Each record is to be printed again precisely as it reads.

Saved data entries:
◆ ◆ ◆ ◆ ◆

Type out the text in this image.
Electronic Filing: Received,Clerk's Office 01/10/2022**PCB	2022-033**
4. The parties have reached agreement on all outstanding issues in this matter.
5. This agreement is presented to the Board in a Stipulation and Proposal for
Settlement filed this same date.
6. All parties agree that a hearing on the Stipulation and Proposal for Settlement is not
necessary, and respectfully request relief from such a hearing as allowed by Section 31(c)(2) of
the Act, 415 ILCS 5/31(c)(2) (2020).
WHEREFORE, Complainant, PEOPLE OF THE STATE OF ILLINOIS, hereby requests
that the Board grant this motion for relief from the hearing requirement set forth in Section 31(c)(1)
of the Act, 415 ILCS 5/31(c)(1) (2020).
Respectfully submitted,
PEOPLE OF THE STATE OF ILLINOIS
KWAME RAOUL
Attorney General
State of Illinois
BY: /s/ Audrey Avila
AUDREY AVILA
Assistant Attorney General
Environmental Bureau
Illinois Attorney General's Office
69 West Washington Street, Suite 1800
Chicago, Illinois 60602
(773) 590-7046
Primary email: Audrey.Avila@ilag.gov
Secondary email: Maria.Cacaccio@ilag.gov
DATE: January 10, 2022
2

◆ ◆ ◆ ◆ ◆

## Solution
Type out the text in this image.
Electronic Filing: Received,Clerk's Office 01/10/2022**PCB	2022-033**
4. The parties have reached agreement on all outstanding issues in this matter.
5. This agreement is presented to the Board in a Stipulation and Proposal for
Settlement filed this same date.
6. All parties agree that a hearing on the Stipulation and Proposal for Settlement is not
necessary, and respectfully request relief from such a hearing as allowed by Section 31(c)(2) of
the Act, 415 ILCS 5/31(c)(2) (2020).
WHEREFORE, Complainant, PEOPLE OF THE STATE OF ILLINOIS, hereby requests
that the Board grant this motion for relief from the hearing requirement set forth in Section 31(c)(1)
of the Act, 415 ILCS 5/31(c)(1) (2020).
Respectfully submitted,
PEOPLE OF THE STATE OF ILLINOIS
KWAME RAOUL
Attorney General
State of Illinois
BY: /s/ Audrey Avila
AUDREY AVILA
Assistant Attorney General
Environmental Bureau
Illinois Attorney General's Office
69 West Washington Street, Suite 1800
Chicago, Illinois 60602
(773) 590-7046
Primary email: Audrey.Avila@ilag.gov
Secondary email: Maria.Cacaccio@ilag.gov
DATE: January 10, 2022
2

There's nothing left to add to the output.